**WORK REQUIRED**
Determine how many lines of this material contain "kishi". Give only the number.

**RECORDS TO USE**
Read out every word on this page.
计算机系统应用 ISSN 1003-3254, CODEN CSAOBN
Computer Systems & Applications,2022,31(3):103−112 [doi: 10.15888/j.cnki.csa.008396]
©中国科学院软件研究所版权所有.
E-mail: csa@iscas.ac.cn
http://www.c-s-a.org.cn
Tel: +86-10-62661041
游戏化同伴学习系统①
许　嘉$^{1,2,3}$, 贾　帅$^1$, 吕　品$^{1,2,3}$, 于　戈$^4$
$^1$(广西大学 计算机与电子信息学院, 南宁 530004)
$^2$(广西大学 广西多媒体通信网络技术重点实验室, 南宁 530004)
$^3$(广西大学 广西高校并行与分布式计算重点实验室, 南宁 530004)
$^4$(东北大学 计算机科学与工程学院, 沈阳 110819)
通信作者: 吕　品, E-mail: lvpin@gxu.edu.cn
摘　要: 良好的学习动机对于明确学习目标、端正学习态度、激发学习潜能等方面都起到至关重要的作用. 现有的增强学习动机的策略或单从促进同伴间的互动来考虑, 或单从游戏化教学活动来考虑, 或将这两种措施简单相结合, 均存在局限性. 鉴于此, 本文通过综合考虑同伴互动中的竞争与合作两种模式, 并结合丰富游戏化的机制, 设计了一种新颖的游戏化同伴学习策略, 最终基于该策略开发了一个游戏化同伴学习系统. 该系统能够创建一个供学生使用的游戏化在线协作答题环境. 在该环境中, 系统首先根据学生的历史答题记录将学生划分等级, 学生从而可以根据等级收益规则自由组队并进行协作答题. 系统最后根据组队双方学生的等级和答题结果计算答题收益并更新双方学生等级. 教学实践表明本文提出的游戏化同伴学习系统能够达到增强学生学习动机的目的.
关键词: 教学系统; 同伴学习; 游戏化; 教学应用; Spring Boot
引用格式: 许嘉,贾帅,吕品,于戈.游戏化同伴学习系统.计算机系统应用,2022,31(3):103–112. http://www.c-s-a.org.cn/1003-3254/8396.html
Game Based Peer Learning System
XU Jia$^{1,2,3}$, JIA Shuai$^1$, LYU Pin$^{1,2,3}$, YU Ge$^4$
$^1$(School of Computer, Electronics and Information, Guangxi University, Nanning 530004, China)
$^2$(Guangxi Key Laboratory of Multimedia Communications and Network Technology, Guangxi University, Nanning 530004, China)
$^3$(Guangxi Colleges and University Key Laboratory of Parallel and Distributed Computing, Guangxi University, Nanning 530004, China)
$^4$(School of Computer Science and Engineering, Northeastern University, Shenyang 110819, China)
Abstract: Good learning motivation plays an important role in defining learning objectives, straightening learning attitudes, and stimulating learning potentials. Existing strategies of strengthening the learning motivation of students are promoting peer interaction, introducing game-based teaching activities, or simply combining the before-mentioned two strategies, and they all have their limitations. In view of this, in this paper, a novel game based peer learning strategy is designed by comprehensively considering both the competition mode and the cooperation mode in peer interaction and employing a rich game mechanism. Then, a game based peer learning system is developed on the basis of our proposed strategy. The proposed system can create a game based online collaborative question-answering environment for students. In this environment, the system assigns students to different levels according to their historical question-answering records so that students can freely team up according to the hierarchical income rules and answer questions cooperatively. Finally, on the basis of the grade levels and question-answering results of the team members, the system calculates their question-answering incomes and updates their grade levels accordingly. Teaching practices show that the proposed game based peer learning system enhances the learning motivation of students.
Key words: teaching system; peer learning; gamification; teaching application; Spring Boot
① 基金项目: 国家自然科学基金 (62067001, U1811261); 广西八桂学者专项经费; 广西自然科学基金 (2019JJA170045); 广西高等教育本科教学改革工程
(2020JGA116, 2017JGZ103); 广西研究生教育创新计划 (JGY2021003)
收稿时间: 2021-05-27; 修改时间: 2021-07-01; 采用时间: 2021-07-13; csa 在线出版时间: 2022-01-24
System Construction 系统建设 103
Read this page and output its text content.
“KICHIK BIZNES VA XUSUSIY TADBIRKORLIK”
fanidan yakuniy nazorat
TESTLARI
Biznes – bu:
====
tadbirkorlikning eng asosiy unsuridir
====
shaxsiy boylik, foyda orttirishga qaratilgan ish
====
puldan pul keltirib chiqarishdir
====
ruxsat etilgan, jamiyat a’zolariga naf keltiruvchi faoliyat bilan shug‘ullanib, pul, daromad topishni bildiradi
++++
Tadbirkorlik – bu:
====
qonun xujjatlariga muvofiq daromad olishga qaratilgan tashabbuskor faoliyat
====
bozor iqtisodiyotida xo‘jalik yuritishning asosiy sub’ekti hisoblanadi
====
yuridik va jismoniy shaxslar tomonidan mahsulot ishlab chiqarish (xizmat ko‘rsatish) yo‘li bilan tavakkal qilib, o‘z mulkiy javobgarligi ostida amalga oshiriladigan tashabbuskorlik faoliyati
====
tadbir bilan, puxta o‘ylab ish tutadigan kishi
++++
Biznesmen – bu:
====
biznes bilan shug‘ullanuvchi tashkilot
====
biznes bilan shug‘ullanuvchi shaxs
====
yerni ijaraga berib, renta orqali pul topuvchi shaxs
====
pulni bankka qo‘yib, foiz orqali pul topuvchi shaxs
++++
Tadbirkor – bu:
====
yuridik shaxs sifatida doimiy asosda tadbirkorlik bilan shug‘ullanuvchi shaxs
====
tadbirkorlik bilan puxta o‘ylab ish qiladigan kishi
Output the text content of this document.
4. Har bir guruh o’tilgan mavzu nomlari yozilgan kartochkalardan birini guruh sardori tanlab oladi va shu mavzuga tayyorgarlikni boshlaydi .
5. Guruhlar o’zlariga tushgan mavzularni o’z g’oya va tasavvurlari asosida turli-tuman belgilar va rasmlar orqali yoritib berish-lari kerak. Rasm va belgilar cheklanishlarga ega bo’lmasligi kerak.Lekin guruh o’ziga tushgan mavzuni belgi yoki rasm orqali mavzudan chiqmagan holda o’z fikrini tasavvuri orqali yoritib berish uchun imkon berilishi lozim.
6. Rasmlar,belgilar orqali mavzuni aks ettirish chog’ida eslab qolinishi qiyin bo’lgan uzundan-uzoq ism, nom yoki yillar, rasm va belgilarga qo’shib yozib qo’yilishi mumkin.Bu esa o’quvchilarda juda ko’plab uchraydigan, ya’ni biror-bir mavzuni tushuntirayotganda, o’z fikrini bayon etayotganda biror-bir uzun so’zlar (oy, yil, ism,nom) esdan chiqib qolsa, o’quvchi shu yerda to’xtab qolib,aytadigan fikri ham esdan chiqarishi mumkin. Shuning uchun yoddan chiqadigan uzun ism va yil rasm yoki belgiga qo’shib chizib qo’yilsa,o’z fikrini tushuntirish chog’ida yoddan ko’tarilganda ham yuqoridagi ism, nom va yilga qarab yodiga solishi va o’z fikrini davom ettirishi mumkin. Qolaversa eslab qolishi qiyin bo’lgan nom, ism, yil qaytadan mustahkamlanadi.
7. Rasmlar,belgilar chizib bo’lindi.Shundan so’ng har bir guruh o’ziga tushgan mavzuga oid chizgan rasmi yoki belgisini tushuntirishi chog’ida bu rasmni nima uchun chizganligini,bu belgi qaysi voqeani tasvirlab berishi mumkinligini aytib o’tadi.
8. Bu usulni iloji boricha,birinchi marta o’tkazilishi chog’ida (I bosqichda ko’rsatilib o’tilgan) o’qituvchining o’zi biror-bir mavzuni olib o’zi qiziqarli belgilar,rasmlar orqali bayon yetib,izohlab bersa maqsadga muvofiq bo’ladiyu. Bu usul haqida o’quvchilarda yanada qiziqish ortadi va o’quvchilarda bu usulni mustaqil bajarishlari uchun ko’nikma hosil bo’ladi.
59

**FULL OUTPUT**
2